What you need to do =
Copy these lines exactly as they appear.

▼

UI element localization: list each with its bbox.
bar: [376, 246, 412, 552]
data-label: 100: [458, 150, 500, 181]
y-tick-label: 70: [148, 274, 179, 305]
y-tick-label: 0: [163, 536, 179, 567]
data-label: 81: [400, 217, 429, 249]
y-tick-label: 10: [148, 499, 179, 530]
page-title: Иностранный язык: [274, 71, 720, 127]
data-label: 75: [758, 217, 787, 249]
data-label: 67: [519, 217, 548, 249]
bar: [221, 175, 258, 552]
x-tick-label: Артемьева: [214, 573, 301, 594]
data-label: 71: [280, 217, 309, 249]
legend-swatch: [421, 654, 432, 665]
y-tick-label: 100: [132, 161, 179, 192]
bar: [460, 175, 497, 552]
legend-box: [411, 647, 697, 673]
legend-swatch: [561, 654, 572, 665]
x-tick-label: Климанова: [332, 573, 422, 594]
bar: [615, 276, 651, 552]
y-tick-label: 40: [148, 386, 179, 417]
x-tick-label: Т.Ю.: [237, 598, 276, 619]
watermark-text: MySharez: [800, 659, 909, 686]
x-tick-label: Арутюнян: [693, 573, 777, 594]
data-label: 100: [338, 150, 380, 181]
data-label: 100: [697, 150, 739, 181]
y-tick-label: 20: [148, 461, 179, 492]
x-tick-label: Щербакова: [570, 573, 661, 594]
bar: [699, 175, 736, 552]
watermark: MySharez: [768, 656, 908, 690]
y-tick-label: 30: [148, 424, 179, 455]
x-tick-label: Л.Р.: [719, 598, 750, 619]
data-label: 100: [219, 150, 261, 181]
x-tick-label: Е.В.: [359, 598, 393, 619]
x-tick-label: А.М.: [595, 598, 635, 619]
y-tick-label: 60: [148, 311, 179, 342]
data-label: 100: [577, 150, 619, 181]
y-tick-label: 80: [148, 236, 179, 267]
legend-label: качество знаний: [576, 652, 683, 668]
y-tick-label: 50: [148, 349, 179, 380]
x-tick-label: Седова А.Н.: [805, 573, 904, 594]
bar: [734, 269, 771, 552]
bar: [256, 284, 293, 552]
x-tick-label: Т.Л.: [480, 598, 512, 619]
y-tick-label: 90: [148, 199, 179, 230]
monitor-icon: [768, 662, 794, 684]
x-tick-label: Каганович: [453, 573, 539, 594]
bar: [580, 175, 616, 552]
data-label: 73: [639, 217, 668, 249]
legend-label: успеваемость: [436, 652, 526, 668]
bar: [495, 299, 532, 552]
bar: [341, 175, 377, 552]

▲

Written response =
UI element localization: list each with its bbox.
bar: [376, 246, 412, 552]
data-label: 100: [458, 150, 500, 181]
y-tick-label: 70: [148, 274, 179, 305]
y-tick-label: 0: [163, 536, 179, 567]
data-label: 81: [400, 217, 429, 249]
y-tick-label: 10: [148, 499, 179, 530]
page-title: Иностранный язык: [274, 71, 720, 127]
data-label: 75: [758, 217, 787, 249]
data-label: 67: [519, 217, 548, 249]
bar: [221, 175, 258, 552]
x-tick-label: Артемьева: [214, 573, 301, 594]
data-label: 71: [280, 217, 309, 249]
legend-swatch: [421, 654, 432, 665]
y-tick-label: 100: [132, 161, 179, 192]
bar: [460, 175, 497, 552]
legend-box: [411, 647, 697, 673]
legend-swatch: [561, 654, 572, 665]
x-tick-label: Климанова: [332, 573, 422, 594]
bar: [615, 276, 651, 552]
y-tick-label: 40: [148, 386, 179, 417]
x-tick-label: Т.Ю.: [237, 598, 276, 619]
watermark-text: MySharez: [800, 659, 909, 686]
x-tick-label: Арутюнян: [693, 573, 777, 594]
data-label: 100: [338, 150, 380, 181]
data-label: 100: [697, 150, 739, 181]
y-tick-label: 20: [148, 461, 179, 492]
x-tick-label: Щербакова: [570, 573, 661, 594]
bar: [699, 175, 736, 552]
watermark: MySharez: [768, 656, 908, 690]
y-tick-label: 30: [148, 424, 179, 455]
x-tick-label: Л.Р.: [719, 598, 750, 619]
data-label: 100: [219, 150, 261, 181]
x-tick-label: Е.В.: [359, 598, 393, 619]
x-tick-label: А.М.: [595, 598, 635, 619]
y-tick-label: 60: [148, 311, 179, 342]
data-label: 100: [577, 150, 619, 181]
y-tick-label: 80: [148, 236, 179, 267]
legend-label: качество знаний: [576, 652, 683, 668]
y-tick-label: 50: [148, 349, 179, 380]
x-tick-label: Седова А.Н.: [805, 573, 904, 594]
bar: [734, 269, 771, 552]
bar: [256, 284, 293, 552]
x-tick-label: Т.Л.: [480, 598, 512, 619]
y-tick-label: 90: [148, 199, 179, 230]
monitor-icon: [768, 662, 794, 684]
x-tick-label: Каганович: [453, 573, 539, 594]
bar: [580, 175, 616, 552]
data-label: 73: [639, 217, 668, 249]
legend-label: успеваемость: [436, 652, 526, 668]
bar: [495, 299, 532, 552]
bar: [341, 175, 377, 552]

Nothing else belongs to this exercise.